YOUR TASK:
Exclude the pictures; give every entry again exactly as written.

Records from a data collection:
-----
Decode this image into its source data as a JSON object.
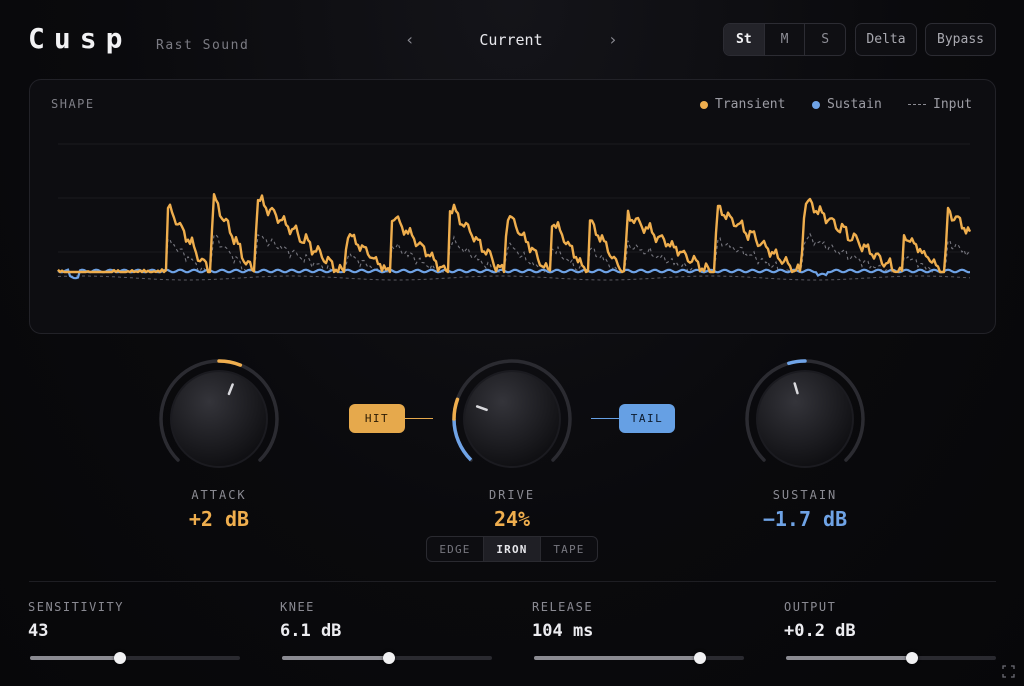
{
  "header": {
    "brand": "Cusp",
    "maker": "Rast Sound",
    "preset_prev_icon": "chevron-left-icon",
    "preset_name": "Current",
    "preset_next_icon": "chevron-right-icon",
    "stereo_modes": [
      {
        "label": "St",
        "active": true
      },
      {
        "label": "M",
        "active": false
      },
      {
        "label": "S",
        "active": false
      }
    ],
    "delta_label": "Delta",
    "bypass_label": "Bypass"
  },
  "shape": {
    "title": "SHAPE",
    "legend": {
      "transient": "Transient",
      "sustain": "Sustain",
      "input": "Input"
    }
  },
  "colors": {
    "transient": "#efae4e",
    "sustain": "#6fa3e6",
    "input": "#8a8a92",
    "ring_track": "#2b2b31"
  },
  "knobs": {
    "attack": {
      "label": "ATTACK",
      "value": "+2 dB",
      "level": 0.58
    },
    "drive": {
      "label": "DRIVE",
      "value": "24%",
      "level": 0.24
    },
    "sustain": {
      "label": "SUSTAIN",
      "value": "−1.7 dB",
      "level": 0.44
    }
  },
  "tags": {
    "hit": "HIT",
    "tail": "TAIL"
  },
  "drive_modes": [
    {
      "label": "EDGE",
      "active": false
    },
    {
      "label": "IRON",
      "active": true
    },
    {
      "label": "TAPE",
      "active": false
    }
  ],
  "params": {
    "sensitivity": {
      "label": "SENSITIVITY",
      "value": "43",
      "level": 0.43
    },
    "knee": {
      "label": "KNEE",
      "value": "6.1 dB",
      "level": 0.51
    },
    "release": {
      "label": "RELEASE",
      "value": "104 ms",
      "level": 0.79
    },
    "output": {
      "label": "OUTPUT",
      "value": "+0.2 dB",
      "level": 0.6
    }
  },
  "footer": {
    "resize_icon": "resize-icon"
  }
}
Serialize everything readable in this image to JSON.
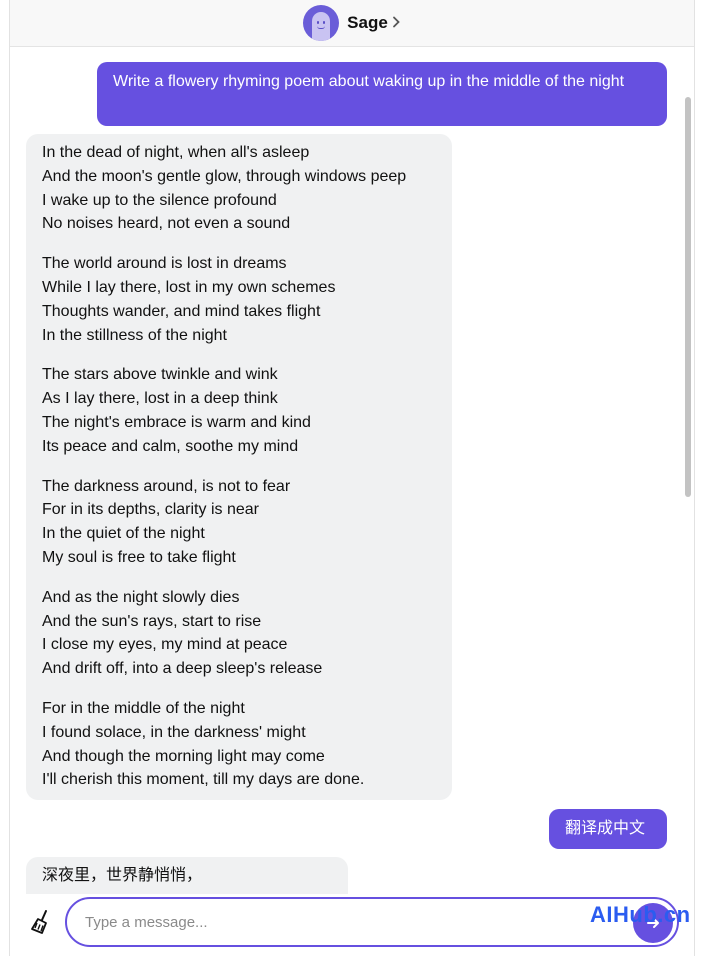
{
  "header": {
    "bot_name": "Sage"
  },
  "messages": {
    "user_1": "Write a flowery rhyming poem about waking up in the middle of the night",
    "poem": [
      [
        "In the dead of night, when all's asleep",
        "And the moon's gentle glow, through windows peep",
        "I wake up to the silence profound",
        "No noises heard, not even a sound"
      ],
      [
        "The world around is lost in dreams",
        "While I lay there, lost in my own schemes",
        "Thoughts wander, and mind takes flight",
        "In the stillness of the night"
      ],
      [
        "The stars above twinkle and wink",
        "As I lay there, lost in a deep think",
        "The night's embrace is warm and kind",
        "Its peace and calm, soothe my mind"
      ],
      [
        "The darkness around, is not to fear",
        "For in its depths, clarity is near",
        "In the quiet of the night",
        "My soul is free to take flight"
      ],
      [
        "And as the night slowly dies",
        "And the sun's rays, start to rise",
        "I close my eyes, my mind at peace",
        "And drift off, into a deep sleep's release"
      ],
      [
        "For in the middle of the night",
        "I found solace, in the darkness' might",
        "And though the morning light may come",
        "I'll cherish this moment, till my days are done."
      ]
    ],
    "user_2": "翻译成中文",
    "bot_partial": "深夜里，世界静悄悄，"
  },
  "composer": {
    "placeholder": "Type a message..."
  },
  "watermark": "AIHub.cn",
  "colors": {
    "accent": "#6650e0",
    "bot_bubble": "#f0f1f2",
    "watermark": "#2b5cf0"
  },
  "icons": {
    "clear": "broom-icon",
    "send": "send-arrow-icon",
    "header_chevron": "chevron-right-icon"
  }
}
-----
ANSWER TO THE EXERCISE:
Decode this image into its source data as a JSON object.
{
  "header": {
    "brand": "Cusp",
    "maker": "Rast Sound",
    "preset_prev_icon": "chevron-left-icon",
    "preset_name": "Current",
    "preset_next_icon": "chevron-right-icon",
    "stereo_modes": [
      {
        "label": "St",
        "active": true
      },
      {
        "label": "M",
        "active": false
      },
      {
        "label": "S",
        "active": false
      }
    ],
    "delta_label": "Delta",
    "bypass_label": "Bypass"
  },
  "shape": {
    "title": "SHAPE",
    "legend": {
      "transient": "Transient",
      "sustain": "Sustain",
      "input": "Input"
    }
  },
  "colors": {
    "transient": "#efae4e",
    "sustain": "#6fa3e6",
    "input": "#8a8a92",
    "ring_track": "#2b2b31"
  },
  "knobs": {
    "attack": {
      "label": "ATTACK",
      "value": "+2 dB",
      "level": 0.58
    },
    "drive": {
      "label": "DRIVE",
      "value": "24%",
      "level": 0.24
    },
    "sustain": {
      "label": "SUSTAIN",
      "value": "−1.7 dB",
      "level": 0.44
    }
  },
  "tags": {
    "hit": "HIT",
    "tail": "TAIL"
  },
  "drive_modes": [
    {
      "label": "EDGE",
      "active": false
    },
    {
      "label": "IRON",
      "active": true
    },
    {
      "label": "TAPE",
      "active": false
    }
  ],
  "params": {
    "sensitivity": {
      "label": "SENSITIVITY",
      "value": "43",
      "level": 0.43
    },
    "knee": {
      "label": "KNEE",
      "value": "6.1 dB",
      "level": 0.51
    },
    "release": {
      "label": "RELEASE",
      "value": "104 ms",
      "level": 0.79
    },
    "output": {
      "label": "OUTPUT",
      "value": "+0.2 dB",
      "level": 0.6
    }
  },
  "footer": {
    "resize_icon": "resize-icon"
  }
}
Serialize everything readable in this image to JSON.
{
  "header": {
    "bot_name": "Sage"
  },
  "messages": {
    "user_1": "Write a flowery rhyming poem about waking up in the middle of the night",
    "poem": [
      [
        "In the dead of night, when all's asleep",
        "And the moon's gentle glow, through windows peep",
        "I wake up to the silence profound",
        "No noises heard, not even a sound"
      ],
      [
        "The world around is lost in dreams",
        "While I lay there, lost in my own schemes",
        "Thoughts wander, and mind takes flight",
        "In the stillness of the night"
      ],
      [
        "The stars above twinkle and wink",
        "As I lay there, lost in a deep think",
        "The night's embrace is warm and kind",
        "Its peace and calm, soothe my mind"
      ],
      [
        "The darkness around, is not to fear",
        "For in its depths, clarity is near",
        "In the quiet of the night",
        "My soul is free to take flight"
      ],
      [
        "And as the night slowly dies",
        "And the sun's rays, start to rise",
        "I close my eyes, my mind at peace",
        "And drift off, into a deep sleep's release"
      ],
      [
        "For in the middle of the night",
        "I found solace, in the darkness' might",
        "And though the morning light may come",
        "I'll cherish this moment, till my days are done."
      ]
    ],
    "user_2": "翻译成中文",
    "bot_partial": "深夜里，世界静悄悄，"
  },
  "composer": {
    "placeholder": "Type a message..."
  },
  "watermark": "AIHub.cn",
  "colors": {
    "accent": "#6650e0",
    "bot_bubble": "#f0f1f2",
    "watermark": "#2b5cf0"
  },
  "icons": {
    "clear": "broom-icon",
    "send": "send-arrow-icon",
    "header_chevron": "chevron-right-icon"
  }
}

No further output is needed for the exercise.